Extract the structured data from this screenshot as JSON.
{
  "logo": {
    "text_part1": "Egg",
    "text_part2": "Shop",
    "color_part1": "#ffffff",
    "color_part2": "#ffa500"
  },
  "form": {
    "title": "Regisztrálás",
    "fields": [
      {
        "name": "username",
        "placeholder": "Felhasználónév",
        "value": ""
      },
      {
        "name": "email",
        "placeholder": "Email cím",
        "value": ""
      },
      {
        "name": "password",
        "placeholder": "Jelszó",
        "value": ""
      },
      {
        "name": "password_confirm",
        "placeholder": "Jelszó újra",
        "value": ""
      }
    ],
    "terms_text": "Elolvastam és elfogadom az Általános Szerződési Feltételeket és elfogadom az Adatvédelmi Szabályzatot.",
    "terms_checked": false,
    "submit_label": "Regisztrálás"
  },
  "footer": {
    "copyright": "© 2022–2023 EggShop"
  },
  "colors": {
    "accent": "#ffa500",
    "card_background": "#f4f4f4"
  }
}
* * *
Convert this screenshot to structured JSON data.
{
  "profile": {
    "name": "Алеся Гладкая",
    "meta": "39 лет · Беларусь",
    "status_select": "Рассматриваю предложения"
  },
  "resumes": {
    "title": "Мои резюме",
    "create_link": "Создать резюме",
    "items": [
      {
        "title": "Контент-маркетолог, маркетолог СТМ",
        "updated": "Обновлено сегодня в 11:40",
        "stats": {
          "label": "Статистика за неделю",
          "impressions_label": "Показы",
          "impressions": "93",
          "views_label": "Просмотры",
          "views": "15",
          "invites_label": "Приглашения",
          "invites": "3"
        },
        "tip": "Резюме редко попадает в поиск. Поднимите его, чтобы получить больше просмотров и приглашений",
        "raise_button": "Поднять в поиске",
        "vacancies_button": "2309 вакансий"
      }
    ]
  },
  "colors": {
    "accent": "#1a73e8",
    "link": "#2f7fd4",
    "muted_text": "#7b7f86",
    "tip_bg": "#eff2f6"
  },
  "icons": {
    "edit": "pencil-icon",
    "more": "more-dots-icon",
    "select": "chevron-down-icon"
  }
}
...
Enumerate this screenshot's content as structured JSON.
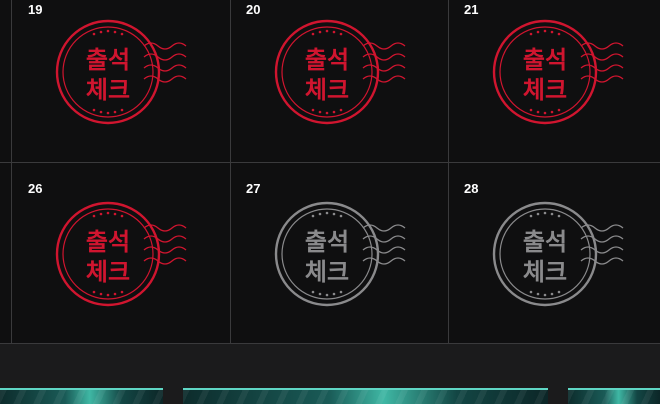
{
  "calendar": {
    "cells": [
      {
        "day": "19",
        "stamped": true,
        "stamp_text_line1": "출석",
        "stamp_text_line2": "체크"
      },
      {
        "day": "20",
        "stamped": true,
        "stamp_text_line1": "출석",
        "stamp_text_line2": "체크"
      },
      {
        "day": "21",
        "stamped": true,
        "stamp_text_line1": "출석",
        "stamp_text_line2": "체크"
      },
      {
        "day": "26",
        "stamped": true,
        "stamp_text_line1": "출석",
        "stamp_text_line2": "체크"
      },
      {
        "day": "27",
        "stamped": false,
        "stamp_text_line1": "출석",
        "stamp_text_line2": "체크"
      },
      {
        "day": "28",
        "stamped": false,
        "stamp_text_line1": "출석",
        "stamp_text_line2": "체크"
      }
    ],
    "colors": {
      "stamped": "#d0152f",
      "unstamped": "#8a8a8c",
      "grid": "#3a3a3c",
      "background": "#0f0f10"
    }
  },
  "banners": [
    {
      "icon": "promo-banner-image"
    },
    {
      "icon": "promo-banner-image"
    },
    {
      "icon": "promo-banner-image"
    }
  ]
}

*Stated task*.
Scan the records above for the string "JSON", then select every line that holds it.

*Result for this exercise*.
Extract the structured data from this screenshot as JSON.
Convert this screenshot to structured JSON data.
Enumerate this screenshot's content as structured JSON.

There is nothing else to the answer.